In this assignment, you will attempt to benchmark the Fashion-MNIST using Neural Networks. You must use it to train some neural networks on TensorFlow and predict the final output of 10 classes. For deliverables, you must write code in Python and submit this Jupyter Notebook file (.ipynb) to earn a total of 100 pts. You will gain points depending on how you perform in the following sections.


In [0]:
# You might want to use the following packages
import numpy as np
import os
import tensorflow as tf
tf.logging.set_verbosity(tf.logging.ERROR) #reduce annoying warning messages
from functools import partial

# to make this notebook's output stable across runs
def reset_graph(seed=42):
    tf.reset_default_graph()
    tf.set_random_seed(seed)
    np.random.seed(seed)


---
## 1. PRE-PROCESSING THE DATA (10 pts)

You can load the Fashion MNIST directly from Tensorflow. **Partition of the dataset** so that you will have 50,000 examples for training, 10,000 examples for validation, and 10,000 examples for testing. Also, make sure that you platten out each of examples so that it contains only a 1-D feature vector.

Write some code to output the dimensionalities of each partition (train, validation, and test sets).



In [0]:
# Your code goes here for this section.
from sklearn.preprocessing import StandardScaler

(X_train, y_train), (X_test, y_test) = tf.keras.datasets.fashion_mnist.load_data();

In [0]:
# is this flattened???!

X_train = X_train.astype(np.float32).reshape(-1, 28*28) / 255.0
X_test = X_test.astype(np.float32).reshape(-1, 28*28) / 255.0
y_train = y_train.astype(np.int32)
y_test = y_test.astype(np.int32)

X_train = StandardScaler().fit_transform(X_train)
X_test = StandardScaler().fit_transform(X_test)

X_valid, X_train = X_train[:10000], X_train[10000:]
y_valid, y_train = y_train[:10000], y_train[10000:]

In [4]:
# Output dimensionalities... ??? 

print("X Validation set: ", X_valid.shape)
print("Y Validation set: ", y_valid.shape)
print("X Training set: ", X_train.shape)
print("Y Training set: ", y_train.shape)
print("X Testing set: ", X_test.shape)
print("Y Testing set: ", y_test.shape)

X Validation set:  (10000, 784)
Y Validation set:  (10000,)
X Training set:  (50000, 784)
Y Training set:  (50000,)
X Testing set:  (10000, 784)
Y Testing set:  (10000,)


- - -
## 2. CONSTRUCTION PHASE (30 pts)

In this section, define at least three neural networks with different structures. Make sure that the input layer has the right number of inputs. The best structure often is found through a process of trial and error experimentation:
- You may start with a fully connected network structure with two hidden layers.

[Information provided]
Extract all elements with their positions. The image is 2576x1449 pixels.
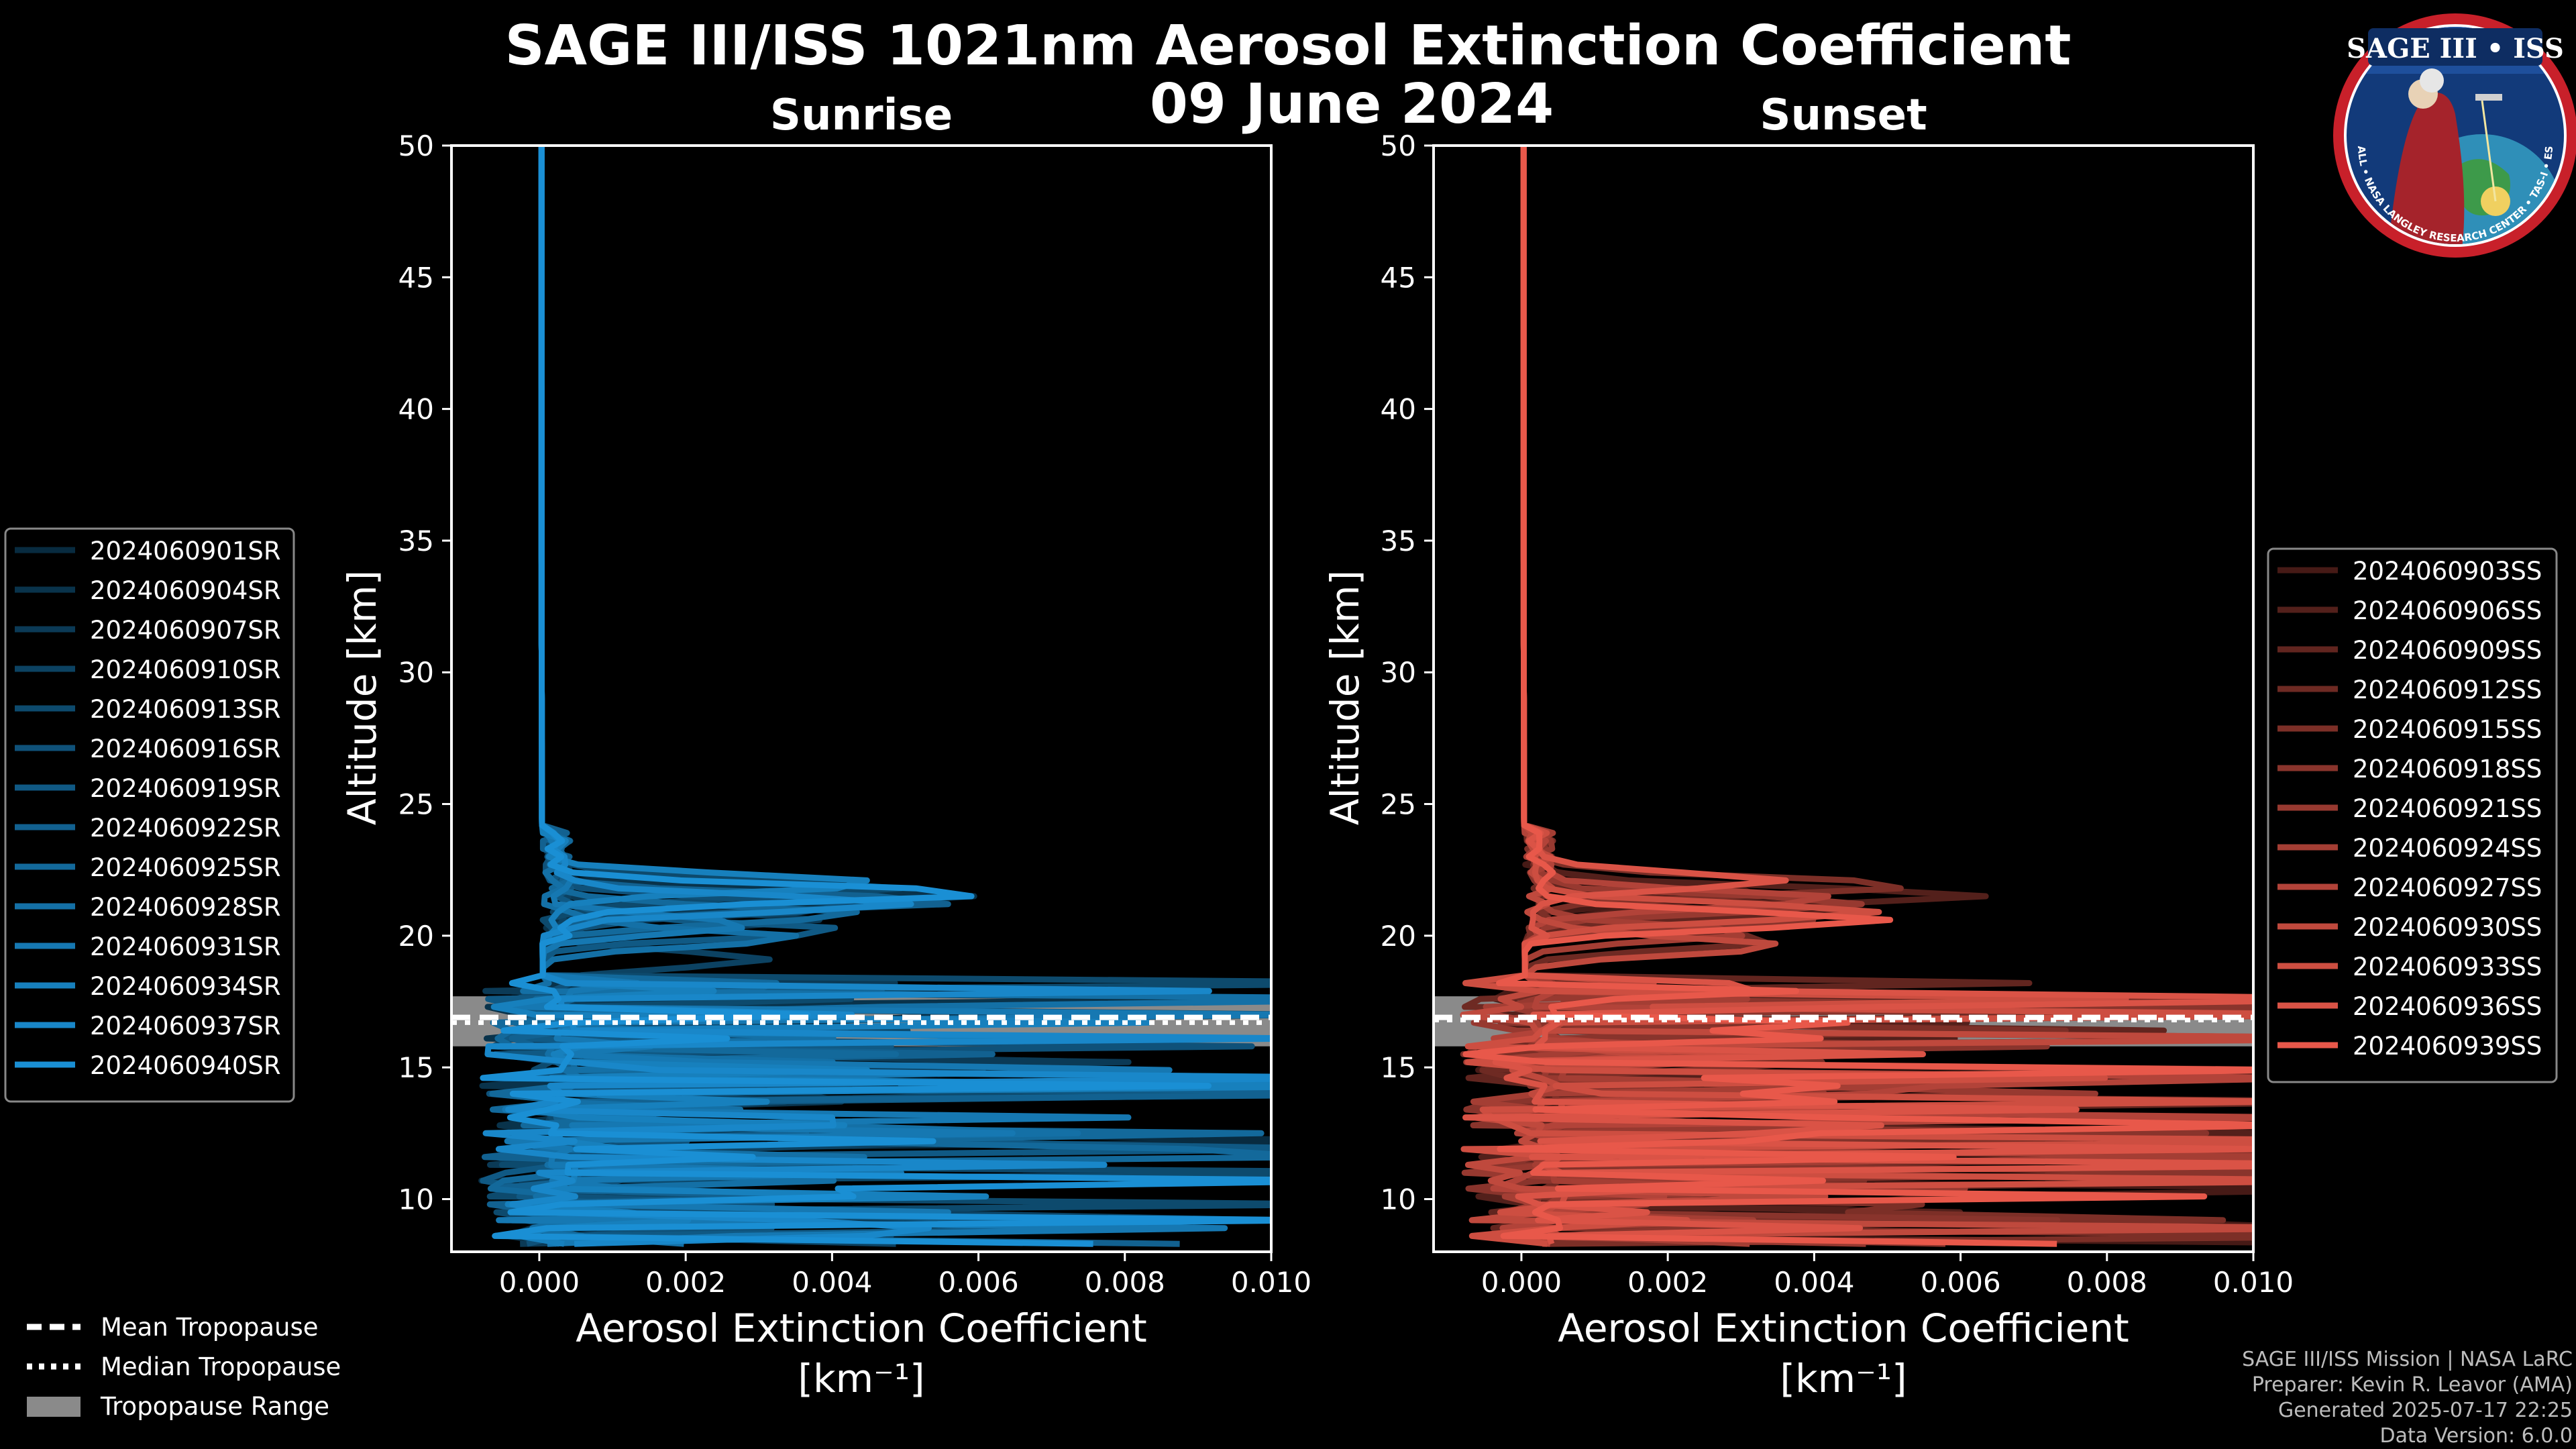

[What is required]
In the Fashion-MNIST assignment text, how many points is the construction phase worth?

[Answer below]
30 points